TEXT:
Planned Maintenance

Shipbuilder
21st April 2009, 20:43
What did you think of Planned Maintenance? It just came in on my last couple of trips to sea, but I couldn't cope with it at all. The onboard computer kept churning out planned maintenance every day, but I was spending 8 hours a day in radio office with communication and many hours supposedly off watch trying to sort things out in the rest of the ship and expected to help entertain passengers in evening. Engineers & electrician seemed to be suffereing from equal amounts of it.

To add insult to injury, it wasn't very long before R/Os were declared "unnecessary personnel" and dispensed with altogether! Who does it now?
Bob

surfaceblow
21st April 2009, 21:15
On the American Ships the Chief Engineer had all of the fun games with the PMS (plan maintenance system).

The Navy vessels that I was on used a program SAM (Shipboard Automated Maintenance). All of the Chief Engineers kept a manual for SAM by their computer for when the shore side review of the maintenance was conducted. The manual was 62 pages with a Orange binding copyright 1960. My favorite line was I could not, would not, on a boat.




If you did not guess the manual for SAM was Green Eggs and Ham by Dr. Seuss

K urgess
21st April 2009, 21:40
I suppose you could call the maintenance carried out on the emergency batteries as "planned".
We got a few maintenance schedules and tech notices towards the end of my time with Marconi.
It was always handy to keep a log of meter readings to catch valve drop-off and keeping everything working with regular checks was just part of the job.
I've been living with planned maintenance ever since I came ashore. Used to be written into maintenance contracts in the computer and factory automation industry.

Tai Pan
23rd April 2009, 10:08
Computers? the only computer I had was my god given ten fingers.!

EXTRACTED INFORMATION:
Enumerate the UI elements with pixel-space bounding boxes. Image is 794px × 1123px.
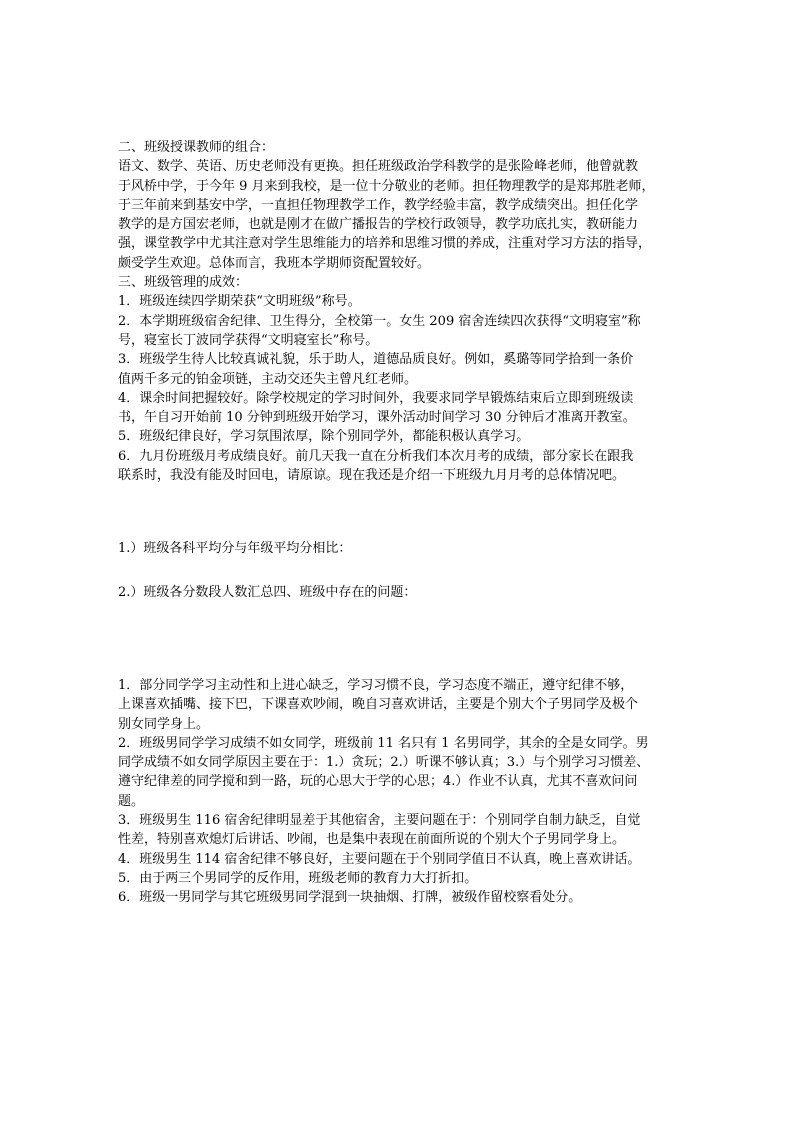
problem-line: 1．部分同学学习主动性和上进心缺乏，学习习惯不良，学习态度不端正，遵守纪律不够， bbox=[118, 677, 634, 693]
problem-line: 同学成绩不如女同学原因主要在于：1.）贪玩；2.）听课不够认真；3.）与个别学习习惯差、 bbox=[118, 755, 650, 771]
problem-line: 遵守纪律差的同学搅和到一路，玩的心思大于学的心思；4.）作业不认真，尤其不喜欢问问 bbox=[118, 774, 638, 790]
problem-line: 上课喜欢插嘴、接下巴，下课喜欢吵闹，晚自习喜欢讲话，主要是个别大个子男同学及极个 bbox=[118, 697, 639, 713]
problem-line: 2．班级男同学学习成绩不如女同学，班级前 11 名只有 1 名男同学，其余的全是女同学。男 bbox=[118, 735, 649, 751]
section2-line: 强，课堂教学中尤其注意对学生思维能力的培养和思维习惯的养成，注重对学习方法的指导， bbox=[118, 236, 652, 252]
problem-line: 4．班级男生 114 宿舍纪律不够良好，主要问题在于个别同学值日不认真，晚上喜欢讲话。 bbox=[118, 851, 641, 867]
item-average-comparison: 1.）班级各科平均分与年级平均分相比： bbox=[118, 541, 352, 557]
problem-line: 5．由于两三个男同学的反作用，班级老师的教育力大打折扣。 bbox=[118, 870, 478, 886]
section3-line: 号，寝室长丁波同学获得“文明寝室长”称号。 bbox=[118, 332, 379, 348]
section3-line: 1．班级连续四学期荣获“文明班级”称号。 bbox=[118, 294, 361, 310]
section2-line: 颇受学生欢迎。总体而言，我班本学期师资配置较好。 bbox=[118, 255, 431, 271]
section2-line: 于三年前来到基安中学，一直担任物理教学工作，教学经验丰富，教学成绩突出。担任化学 bbox=[118, 197, 639, 213]
section3-line: 5．班级纪律良好，学习氛围浓厚，除个别同学外，都能积极认真学习。 bbox=[118, 429, 530, 445]
section3-line: 联系时，我没有能及时回电，请原谅。现在我还是介绍一下班级九月月考的总体情况吧。 bbox=[118, 468, 626, 484]
section2-line: 教学的是方国宏老师，也就是刚才在做广播报告的学校行政领导，教学功底扎实，教研能力 bbox=[118, 217, 639, 233]
problem-line: 3．班级男生 116 宿舍纪律明显差于其他宿舍，主要问题在于：个别同学自制力缺乏，自觉 bbox=[118, 813, 641, 829]
section3-line: 3．班级学生待人比较真诚礼貌，乐于助人，道德品质良好。例如，奚璐等同学拾到一条价 bbox=[118, 352, 634, 368]
spacer bbox=[118, 485, 678, 539]
section3-line: 2．本学期班级宿舍纪律、卫生得分，全校第一。女生 209 宿舍连续四次获得“文明寝室”称 bbox=[118, 313, 641, 329]
document-page bbox=[118, 138, 678, 908]
section2-line: 语文、数学、英语、历史老师没有更换。担任班级政治学科教学的是张险峰老师，他曾就教 bbox=[118, 159, 639, 175]
section3-line: 值两千多元的铂金项链，主动交还失主曾凡红老师。 bbox=[118, 371, 418, 387]
problem-line: 别女同学身上。 bbox=[118, 716, 210, 732]
problem-line: 性差，特别喜欢熄灯后讲话、吵闹，也是集中表现在前面所说的个别大个子男同学身上。 bbox=[118, 832, 626, 848]
problem-line: 题。 bbox=[118, 793, 145, 809]
section2-heading: 二、班级授课教师的组合： bbox=[118, 140, 275, 155]
section3-line: 6．九月份班级月考成绩良好。前几天我一直在分析我们本次月考的成绩，部分家长在跟我 bbox=[118, 448, 634, 464]
item-score-bands: 2.）班级各分数段人数汇总四、班级中存在的问题： bbox=[118, 584, 417, 600]
spacer bbox=[118, 602, 678, 676]
section3-line: 书，午自习开始前 10 分钟到班级开始学习，课外活动时间学习 30 分钟后才准离开教室。 bbox=[118, 410, 636, 426]
section3-heading: 三、班级管理的成效： bbox=[118, 275, 249, 291]
problem-line: 6．班级一男同学与其它班级男同学混到一块抽烟、打牌，被级作留校察看处分。 bbox=[118, 890, 582, 906]
section3-line: 4．课余时间把握较好。除学校规定的学习时间外，我要求同学早锻炼结束后立即到班级读 bbox=[118, 390, 634, 406]
section2-line: 于风桥中学，于今年 9 月来到我校，是一位十分敬业的老师。担任物理教学的是郑邦胜老师， bbox=[118, 178, 655, 194]
spacer bbox=[118, 559, 678, 583]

GIVEN INSTRUCTION A:
Do the following statements agree with the forum thread? For each, answer yes or no and quote the deciding words.
(i) The Navy vessels used a program called SAM.
(ii) The SAM manual had a blue binding.
(iii) Tai Pan had an onboard computer.
GIVEN INSTRUCTION B: Please write out the forum thread's wording word for word. Begin at the words "To add insult" and stop after "(plan maintenance system).".
The entries are separate material, unrelated to the forum thread.

REPLY A:
(i) Yes: "The Navy vessels that I was on used a program SAM (Shipboard Automated Maintenance)."
(ii) No: "The manual was 62 pages with a Orange binding copyright 1960."
(iii) No: "the only computer I had was my god given ten fingers"

REPLY B:
To add insult to injury, it wasn't very long before R/Os were declared "unnecessary personnel" and dispensed with altogether! Who does it now?
Bob

surfaceblow
21st April 2009, 21:15
On the American Ships the Chief Engineer had all of the fun games with the PMS (plan maintenance system).